Exercise details >> The entries below contain pictures. Retype everything except those pictures, exactly as given.

Items >>
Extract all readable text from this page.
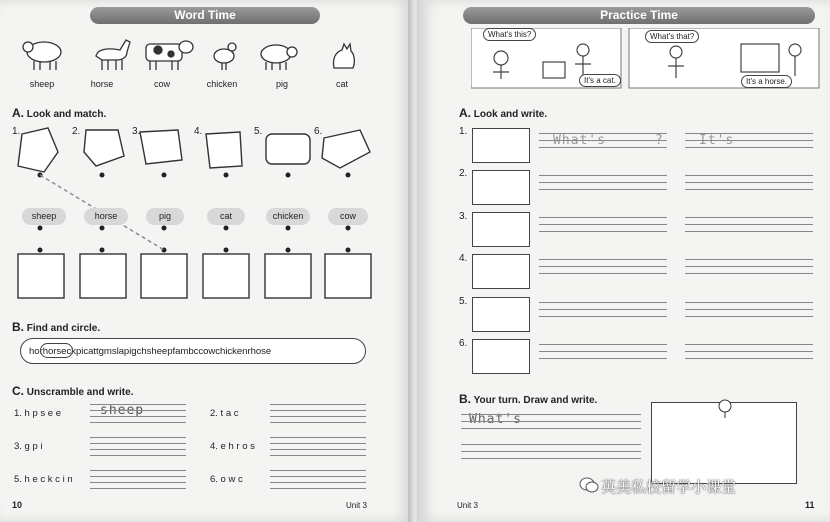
Word Time
sheep	horse	cow	chicken	pig	cat
A. Look and match.
1.	2.	3.	4.	5.	6.
sheep	horse	pig	cat	chicken	cow
B. Find and circle.
horhorseckpicattgmslapigchsheepfambccowchickenrhose
C. Unscramble and write.
1. h p s e e	2. t a c
3. g p i	4. e h r o s
5. h e c k c i n	6. o w c
sheep
10	Unit 3
Practice Time
What's this?
It's a cat.
What's that?
It's a horse.
A. Look and write.
1.
2.
3.
4.
5.
6.
What's	?	It's
B. Your turn. Draw and write.
What's
Unit 3	11
英美私校留学小课堂
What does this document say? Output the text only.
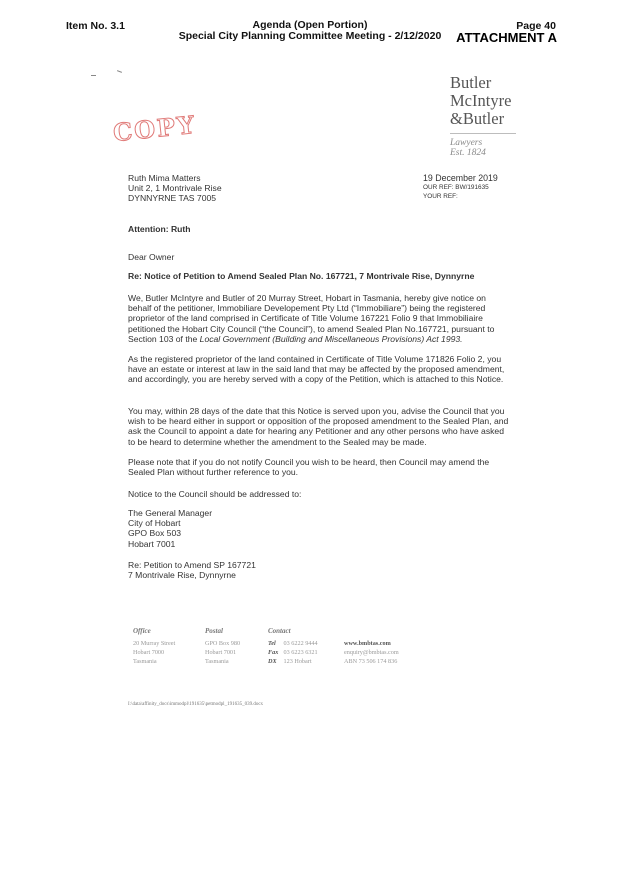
Item No. 3.1	Agenda (Open Portion)
Special City Planning Committee Meeting - 2/12/2020
Page 40
ATTACHMENT A
COPY
Butler
McIntyre
&Butler
Lawyers
Est. 1824
Ruth Mima Matters
Unit 2, 1 Montrivale Rise
DYNNYRNE TAS 7005
19 December 2019
OUR REF: BW/191635
YOUR REF:
Attention: Ruth
Dear Owner
Re: Notice of Petition to Amend Sealed Plan No. 167721, 7 Montrivale Rise, Dynnyrne
We, Butler McIntyre and Butler of 20 Murray Street, Hobart in Tasmania, hereby give notice on behalf of the petitioner, Immobiliare Developement Pty Ltd (“Immobiliare”) being the registered proprietor of the land comprised in Certificate of Title Volume 167221 Folio 9 that Immobiliaire petitioned the Hobart City Council (“the Council”), to amend Sealed Plan No.167721, pursuant to Section 103 of the Local Government (Building and Miscellaneous Provisions) Act 1993.
As the registered proprietor of the land contained in Certificate of Title Volume 171826 Folio 2, you have an estate or interest at law in the said land that may be affected by the proposed amendment, and accordingly, you are hereby served with a copy of the Petition, which is attached to this Notice.
You may, within 28 days of the date that this Notice is served upon you, advise the Council that you wish to be heard either in support or opposition of the proposed amendment to the Sealed Plan, and ask the Council to appoint a date for hearing any Petitioner and any other persons who have asked to be heard to determine whether the amendment to the Sealed may be made.
Please note that if you do not notify Council you wish to be heard, then Council may amend the Sealed Plan without further reference to you.
Notice to the Council should be addressed to:
The General Manager
City of Hobart
GPO Box 503
Hobart 7001
Re: Petition to Amend SP 167721
7 Montrivale Rise, Dynnyrne
Office
20 Murray Street
Hobart 7000
Tasmania
Postal
GPO Box 980
Hobart 7001
Tasmania
Contact
Tel 03 6222 9444
Fax 03 6223 6321
DX 123 Hobart
www.bmbtas.com
enquiry@bmbtas.com
ABN 73 506 174 836
I:\data\affinity_docs\immodpl\191635\petmodpl_191635_039.docx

Complete answer >>
Extract all readable text from this page.
Word Time
sheep	horse	cow	chicken	pig	cat
A. Look and match.
1.	2.	3.	4.	5.	6.
sheep	horse	pig	cat	chicken	cow
B. Find and circle.
horhorseckpicattgmslapigchsheepfambccowchickenrhose
C. Unscramble and write.
1. h p s e e	2. t a c
3. g p i	4. e h r o s
5. h e c k c i n	6. o w c
sheep
10	Unit 3
Practice Time
What's this?
It's a cat.
What's that?
It's a horse.
A. Look and write.
1.
2.
3.
4.
5.
6.
What's	?	It's
B. Your turn. Draw and write.
What's
Unit 3	11
英美私校留学小课堂
What does this document say? Output the text only.
Item No. 3.1	Agenda (Open Portion)
Special City Planning Committee Meeting - 2/12/2020
Page 40
ATTACHMENT A
COPY
Butler
McIntyre
&Butler
Lawyers
Est. 1824
Ruth Mima Matters
Unit 2, 1 Montrivale Rise
DYNNYRNE TAS 7005
19 December 2019
OUR REF: BW/191635
YOUR REF:
Attention: Ruth
Dear Owner
Re: Notice of Petition to Amend Sealed Plan No. 167721, 7 Montrivale Rise, Dynnyrne
We, Butler McIntyre and Butler of 20 Murray Street, Hobart in Tasmania, hereby give notice on behalf of the petitioner, Immobiliare Developement Pty Ltd (“Immobiliare”) being the registered proprietor of the land comprised in Certificate of Title Volume 167221 Folio 9 that Immobiliaire petitioned the Hobart City Council (“the Council”), to amend Sealed Plan No.167721, pursuant to Section 103 of the Local Government (Building and Miscellaneous Provisions) Act 1993.
As the registered proprietor of the land contained in Certificate of Title Volume 171826 Folio 2, you have an estate or interest at law in the said land that may be affected by the proposed amendment, and accordingly, you are hereby served with a copy of the Petition, which is attached to this Notice.
You may, within 28 days of the date that this Notice is served upon you, advise the Council that you wish to be heard either in support or opposition of the proposed amendment to the Sealed Plan, and ask the Council to appoint a date for hearing any Petitioner and any other persons who have asked to be heard to determine whether the amendment to the Sealed may be made.
Please note that if you do not notify Council you wish to be heard, then Council may amend the Sealed Plan without further reference to you.
Notice to the Council should be addressed to:
The General Manager
City of Hobart
GPO Box 503
Hobart 7001
Re: Petition to Amend SP 167721
7 Montrivale Rise, Dynnyrne
Office
20 Murray Street
Hobart 7000
Tasmania
Postal
GPO Box 980
Hobart 7001
Tasmania
Contact
Tel 03 6222 9444
Fax 03 6223 6321
DX 123 Hobart
www.bmbtas.com
enquiry@bmbtas.com
ABN 73 506 174 836
I:\data\affinity_docs\immodpl\191635\petmodpl_191635_039.docx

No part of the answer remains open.